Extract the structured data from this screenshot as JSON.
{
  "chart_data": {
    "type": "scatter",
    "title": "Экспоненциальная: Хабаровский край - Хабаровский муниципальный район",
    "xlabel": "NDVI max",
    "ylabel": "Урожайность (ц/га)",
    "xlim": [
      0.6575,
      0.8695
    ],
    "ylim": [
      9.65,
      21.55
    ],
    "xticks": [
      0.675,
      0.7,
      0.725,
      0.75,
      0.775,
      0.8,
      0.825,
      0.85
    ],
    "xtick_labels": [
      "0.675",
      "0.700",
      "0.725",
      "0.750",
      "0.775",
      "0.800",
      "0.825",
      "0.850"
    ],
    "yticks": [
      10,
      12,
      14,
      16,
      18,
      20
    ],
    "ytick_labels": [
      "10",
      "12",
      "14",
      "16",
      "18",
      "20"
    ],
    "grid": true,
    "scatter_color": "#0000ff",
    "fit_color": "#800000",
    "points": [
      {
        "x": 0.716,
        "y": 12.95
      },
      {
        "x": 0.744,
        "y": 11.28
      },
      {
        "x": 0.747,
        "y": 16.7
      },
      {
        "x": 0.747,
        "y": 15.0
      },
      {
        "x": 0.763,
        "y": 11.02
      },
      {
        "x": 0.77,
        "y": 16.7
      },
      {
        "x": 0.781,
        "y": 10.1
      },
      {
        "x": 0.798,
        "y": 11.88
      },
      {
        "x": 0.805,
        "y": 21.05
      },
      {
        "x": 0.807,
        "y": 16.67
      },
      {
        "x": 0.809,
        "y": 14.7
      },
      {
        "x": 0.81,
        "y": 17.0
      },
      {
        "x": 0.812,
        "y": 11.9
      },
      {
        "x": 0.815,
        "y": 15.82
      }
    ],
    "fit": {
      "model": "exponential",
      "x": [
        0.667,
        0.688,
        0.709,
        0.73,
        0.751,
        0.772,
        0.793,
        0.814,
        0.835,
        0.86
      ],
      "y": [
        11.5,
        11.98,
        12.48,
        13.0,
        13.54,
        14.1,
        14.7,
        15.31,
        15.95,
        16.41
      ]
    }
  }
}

----------------

Emit the records above again, exactly, with no line skipped.

Extract the structured data from this screenshot as JSON.
{
  "chart_data": {
    "type": "scatter",
    "title": "Экспоненциальная: Хабаровский край - Хабаровский муниципальный район",
    "xlabel": "NDVI max",
    "ylabel": "Урожайность (ц/га)",
    "xlim": [
      0.6575,
      0.8695
    ],
    "ylim": [
      9.65,
      21.55
    ],
    "xticks": [
      0.675,
      0.7,
      0.725,
      0.75,
      0.775,
      0.8,
      0.825,
      0.85
    ],
    "xtick_labels": [
      "0.675",
      "0.700",
      "0.725",
      "0.750",
      "0.775",
      "0.800",
      "0.825",
      "0.850"
    ],
    "yticks": [
      10,
      12,
      14,
      16,
      18,
      20
    ],
    "ytick_labels": [
      "10",
      "12",
      "14",
      "16",
      "18",
      "20"
    ],
    "grid": true,
    "scatter_color": "#0000ff",
    "fit_color": "#800000",
    "points": [
      {
        "x": 0.716,
        "y": 12.95
      },
      {
        "x": 0.744,
        "y": 11.28
      },
      {
        "x": 0.747,
        "y": 16.7
      },
      {
        "x": 0.747,
        "y": 15.0
      },
      {
        "x": 0.763,
        "y": 11.02
      },
      {
        "x": 0.77,
        "y": 16.7
      },
      {
        "x": 0.781,
        "y": 10.1
      },
      {
        "x": 0.798,
        "y": 11.88
      },
      {
        "x": 0.805,
        "y": 21.05
      },
      {
        "x": 0.807,
        "y": 16.67
      },
      {
        "x": 0.809,
        "y": 14.7
      },
      {
        "x": 0.81,
        "y": 17.0
      },
      {
        "x": 0.812,
        "y": 11.9
      },
      {
        "x": 0.815,
        "y": 15.82
      }
    ],
    "fit": {
      "model": "exponential",
      "x": [
        0.667,
        0.688,
        0.709,
        0.73,
        0.751,
        0.772,
        0.793,
        0.814,
        0.835,
        0.86
      ],
      "y": [
        11.5,
        11.98,
        12.48,
        13.0,
        13.54,
        14.1,
        14.7,
        15.31,
        15.95,
        16.41
      ]
    }
  }
}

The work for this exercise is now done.